### Exercise goal
The records that follow must be reproduced in full, exactly as written.

### Stored items
■ ■ ■ ■ ■ ■ ■
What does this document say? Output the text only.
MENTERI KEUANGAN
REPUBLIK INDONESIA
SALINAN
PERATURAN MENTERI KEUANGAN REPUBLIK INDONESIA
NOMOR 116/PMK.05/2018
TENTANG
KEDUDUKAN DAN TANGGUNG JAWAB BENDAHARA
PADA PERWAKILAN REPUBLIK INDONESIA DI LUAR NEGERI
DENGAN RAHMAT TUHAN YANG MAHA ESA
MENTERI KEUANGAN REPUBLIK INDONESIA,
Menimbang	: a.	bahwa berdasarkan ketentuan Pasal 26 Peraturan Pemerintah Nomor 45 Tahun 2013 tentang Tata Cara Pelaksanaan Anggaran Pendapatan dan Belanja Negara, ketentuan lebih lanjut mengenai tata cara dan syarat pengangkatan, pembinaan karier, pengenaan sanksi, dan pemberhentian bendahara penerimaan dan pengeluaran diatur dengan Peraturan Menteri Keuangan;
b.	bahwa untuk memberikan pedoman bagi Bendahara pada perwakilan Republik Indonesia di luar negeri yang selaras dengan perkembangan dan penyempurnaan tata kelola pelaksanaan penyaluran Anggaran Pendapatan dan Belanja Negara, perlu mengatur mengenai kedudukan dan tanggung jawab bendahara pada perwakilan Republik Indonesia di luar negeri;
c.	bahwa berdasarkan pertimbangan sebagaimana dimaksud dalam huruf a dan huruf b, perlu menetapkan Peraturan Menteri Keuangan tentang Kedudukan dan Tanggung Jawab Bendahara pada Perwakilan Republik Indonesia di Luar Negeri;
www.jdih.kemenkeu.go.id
■ ■ ■ ■ ■ ■ ■
### Response
What does this document say? Output the text only.
MENTERI KEUANGAN
REPUBLIK INDONESIA
SALINAN
PERATURAN MENTERI KEUANGAN REPUBLIK INDONESIA
NOMOR 116/PMK.05/2018
TENTANG
KEDUDUKAN DAN TANGGUNG JAWAB BENDAHARA
PADA PERWAKILAN REPUBLIK INDONESIA DI LUAR NEGERI
DENGAN RAHMAT TUHAN YANG MAHA ESA
MENTERI KEUANGAN REPUBLIK INDONESIA,
Menimbang	: a.	bahwa berdasarkan ketentuan Pasal 26 Peraturan Pemerintah Nomor 45 Tahun 2013 tentang Tata Cara Pelaksanaan Anggaran Pendapatan dan Belanja Negara, ketentuan lebih lanjut mengenai tata cara dan syarat pengangkatan, pembinaan karier, pengenaan sanksi, dan pemberhentian bendahara penerimaan dan pengeluaran diatur dengan Peraturan Menteri Keuangan;
b.	bahwa untuk memberikan pedoman bagi Bendahara pada perwakilan Republik Indonesia di luar negeri yang selaras dengan perkembangan dan penyempurnaan tata kelola pelaksanaan penyaluran Anggaran Pendapatan dan Belanja Negara, perlu mengatur mengenai kedudukan dan tanggung jawab bendahara pada perwakilan Republik Indonesia di luar negeri;
c.	bahwa berdasarkan pertimbangan sebagaimana dimaksud dalam huruf a dan huruf b, perlu menetapkan Peraturan Menteri Keuangan tentang Kedudukan dan Tanggung Jawab Bendahara pada Perwakilan Republik Indonesia di Luar Negeri;
www.jdih.kemenkeu.go.id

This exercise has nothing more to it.